Request —
Return the records that follow, matching each one exactly.

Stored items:
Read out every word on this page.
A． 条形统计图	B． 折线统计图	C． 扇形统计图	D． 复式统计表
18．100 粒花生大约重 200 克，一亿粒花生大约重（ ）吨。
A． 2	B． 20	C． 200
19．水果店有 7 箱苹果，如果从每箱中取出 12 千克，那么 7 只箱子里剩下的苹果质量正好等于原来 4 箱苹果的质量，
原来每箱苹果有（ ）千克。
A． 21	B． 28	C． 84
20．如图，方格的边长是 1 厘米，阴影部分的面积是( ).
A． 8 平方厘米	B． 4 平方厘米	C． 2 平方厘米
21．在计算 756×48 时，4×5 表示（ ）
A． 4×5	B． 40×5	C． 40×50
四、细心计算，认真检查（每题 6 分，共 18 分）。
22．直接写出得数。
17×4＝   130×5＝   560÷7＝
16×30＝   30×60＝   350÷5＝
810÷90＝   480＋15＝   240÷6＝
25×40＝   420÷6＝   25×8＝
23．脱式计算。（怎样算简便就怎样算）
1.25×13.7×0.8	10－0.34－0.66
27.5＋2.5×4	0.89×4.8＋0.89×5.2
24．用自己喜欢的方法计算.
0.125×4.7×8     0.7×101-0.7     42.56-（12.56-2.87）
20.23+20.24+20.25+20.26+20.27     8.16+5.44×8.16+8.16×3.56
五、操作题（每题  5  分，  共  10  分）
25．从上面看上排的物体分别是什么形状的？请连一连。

Written response —
Read out every word on this page.
A． 条形统计图	B． 折线统计图	C． 扇形统计图	D． 复式统计表
18．100 粒花生大约重 200 克，一亿粒花生大约重（ ）吨。
A． 2	B． 20	C． 200
19．水果店有 7 箱苹果，如果从每箱中取出 12 千克，那么 7 只箱子里剩下的苹果质量正好等于原来 4 箱苹果的质量，
原来每箱苹果有（ ）千克。
A． 21	B． 28	C． 84
20．如图，方格的边长是 1 厘米，阴影部分的面积是( ).
A． 8 平方厘米	B． 4 平方厘米	C． 2 平方厘米
21．在计算 756×48 时，4×5 表示（ ）
A． 4×5	B． 40×5	C． 40×50
四、细心计算，认真检查（每题 6 分，共 18 分）。
22．直接写出得数。
17×4＝   130×5＝   560÷7＝
16×30＝   30×60＝   350÷5＝
810÷90＝   480＋15＝   240÷6＝
25×40＝   420÷6＝   25×8＝
23．脱式计算。（怎样算简便就怎样算）
1.25×13.7×0.8	10－0.34－0.66
27.5＋2.5×4	0.89×4.8＋0.89×5.2
24．用自己喜欢的方法计算.
0.125×4.7×8     0.7×101-0.7     42.56-（12.56-2.87）
20.23+20.24+20.25+20.26+20.27     8.16+5.44×8.16+8.16×3.56
五、操作题（每题  5  分，  共  10  分）
25．从上面看上排的物体分别是什么形状的？请连一连。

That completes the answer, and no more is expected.